◆ Listing ◆

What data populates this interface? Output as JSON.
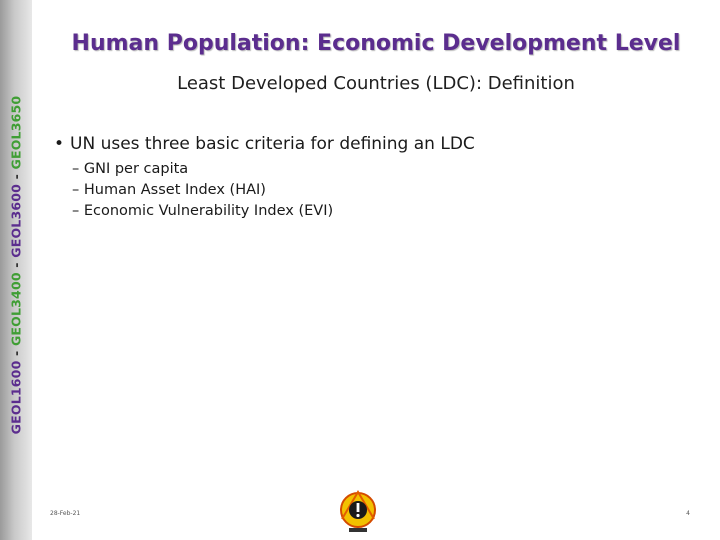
{
  "sidebar": {
    "course1": "GEOL1600",
    "sep1": " - ",
    "course2": "GEOL3400",
    "sep2": " - ",
    "course3": "GEOL3600",
    "sep3": " - ",
    "course4": "GEOL3650"
  },
  "slide": {
    "title": "Human Population: Economic Development Level",
    "subtitle": "Least Developed Countries (LDC): Definition",
    "bullet_marker": "•",
    "bullet": "UN uses three basic criteria for defining an LDC",
    "sub_items": [
      "– GNI per capita",
      "– Human Asset Index (HAI)",
      "– Economic Vulnerability Index (EVI)"
    ]
  },
  "footer": {
    "date": "28-Feb-21",
    "page": "4"
  },
  "colors": {
    "title": "#5b2d8e",
    "purple": "#5b2d8e",
    "green": "#3f9e34"
  }
}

◆ Written task ◆
Determine the count of lines in the data above with the string "Economic" in them, and give that count alone.

◆ Result of this task ◆
2